Copy every one of the lines below word for word, leaving out the pictures.

Data entries:
___

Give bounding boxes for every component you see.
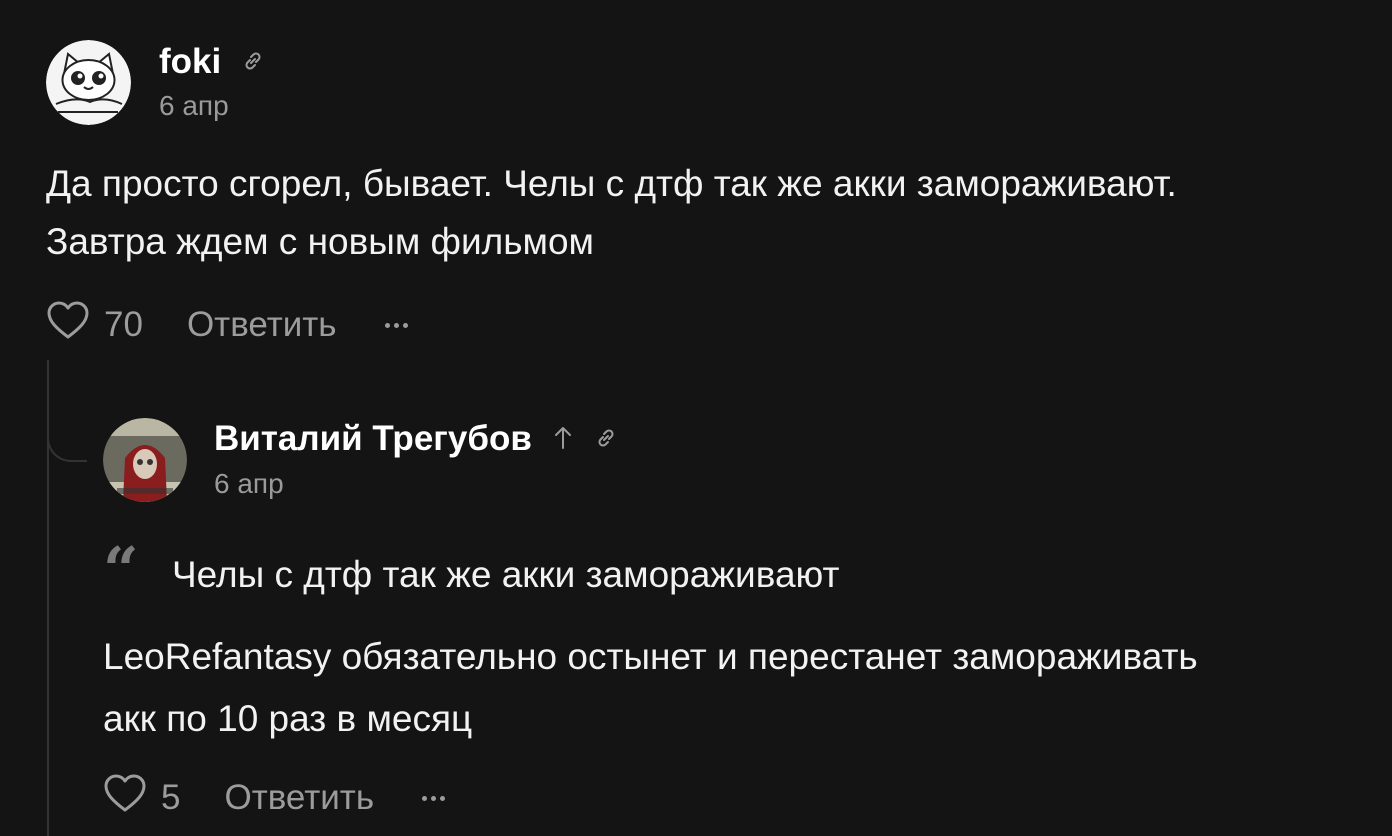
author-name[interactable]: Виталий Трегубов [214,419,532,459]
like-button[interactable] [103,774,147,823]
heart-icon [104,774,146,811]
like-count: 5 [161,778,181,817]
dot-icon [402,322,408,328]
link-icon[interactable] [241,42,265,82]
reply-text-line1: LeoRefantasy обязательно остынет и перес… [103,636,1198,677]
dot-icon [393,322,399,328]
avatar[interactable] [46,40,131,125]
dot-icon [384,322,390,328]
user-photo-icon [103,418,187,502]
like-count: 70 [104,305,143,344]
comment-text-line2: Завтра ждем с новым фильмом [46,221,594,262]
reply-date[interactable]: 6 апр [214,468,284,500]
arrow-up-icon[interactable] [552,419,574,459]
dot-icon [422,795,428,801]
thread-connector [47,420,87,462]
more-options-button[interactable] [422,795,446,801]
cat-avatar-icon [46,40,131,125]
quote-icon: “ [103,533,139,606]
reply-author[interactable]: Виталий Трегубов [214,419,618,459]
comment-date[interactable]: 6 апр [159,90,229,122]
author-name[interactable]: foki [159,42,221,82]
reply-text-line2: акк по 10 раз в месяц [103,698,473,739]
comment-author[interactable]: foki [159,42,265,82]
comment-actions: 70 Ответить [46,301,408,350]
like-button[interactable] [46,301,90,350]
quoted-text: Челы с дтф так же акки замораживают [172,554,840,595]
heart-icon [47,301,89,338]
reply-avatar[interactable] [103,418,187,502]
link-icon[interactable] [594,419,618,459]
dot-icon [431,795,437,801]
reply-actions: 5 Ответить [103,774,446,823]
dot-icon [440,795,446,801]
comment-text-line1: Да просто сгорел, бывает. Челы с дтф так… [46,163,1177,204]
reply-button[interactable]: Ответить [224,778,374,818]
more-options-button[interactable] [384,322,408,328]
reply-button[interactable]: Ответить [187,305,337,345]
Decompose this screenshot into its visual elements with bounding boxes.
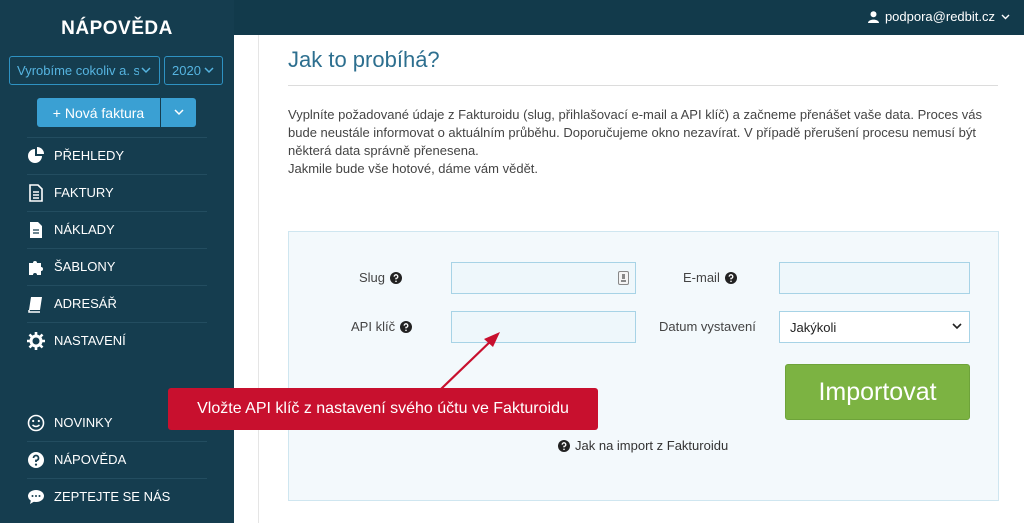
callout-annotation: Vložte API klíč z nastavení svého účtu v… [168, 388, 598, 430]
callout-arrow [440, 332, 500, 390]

___

**Worked solution:**
Give bounding boxes for every component you see.
author-name[interactable]: Виталий Трегубов [214,419,532,459]
like-button[interactable] [103,774,147,823]
heart-icon [104,774,146,811]
like-count: 5 [161,778,181,817]
dot-icon [402,322,408,328]
link-icon[interactable] [241,42,265,82]
reply-text-line1: LeoRefantasy обязательно остынет и перес… [103,636,1198,677]
dot-icon [393,322,399,328]
avatar[interactable] [46,40,131,125]
dot-icon [384,322,390,328]
user-photo-icon [103,418,187,502]
like-count: 70 [104,305,143,344]
comment-text-line2: Завтра ждем с новым фильмом [46,221,594,262]
reply-date[interactable]: 6 апр [214,468,284,500]
arrow-up-icon[interactable] [552,419,574,459]
dot-icon [422,795,428,801]
thread-connector [47,420,87,462]
more-options-button[interactable] [422,795,446,801]
cat-avatar-icon [46,40,131,125]
quote-icon: “ [103,533,139,606]
reply-author[interactable]: Виталий Трегубов [214,419,618,459]
comment-date[interactable]: 6 апр [159,90,229,122]
author-name[interactable]: foki [159,42,221,82]
reply-text-line2: акк по 10 раз в месяц [103,698,473,739]
comment-author[interactable]: foki [159,42,265,82]
comment-actions: 70 Ответить [46,301,408,350]
like-button[interactable] [46,301,90,350]
quoted-text: Челы с дтф так же акки замораживают [172,554,840,595]
heart-icon [47,301,89,338]
reply-avatar[interactable] [103,418,187,502]
link-icon[interactable] [594,419,618,459]
dot-icon [431,795,437,801]
reply-actions: 5 Ответить [103,774,446,823]
dot-icon [440,795,446,801]
comment-text-line1: Да просто сгорел, бывает. Челы с дтф так… [46,163,1177,204]
reply-button[interactable]: Ответить [224,778,374,818]
more-options-button[interactable] [384,322,408,328]
reply-button[interactable]: Ответить [187,305,337,345]
Decompose this screenshot into its visual elements with bounding boxes.
callout-annotation: Vložte API klíč z nastavení svého účtu v… [168, 388, 598, 430]
callout-arrow [440, 332, 500, 390]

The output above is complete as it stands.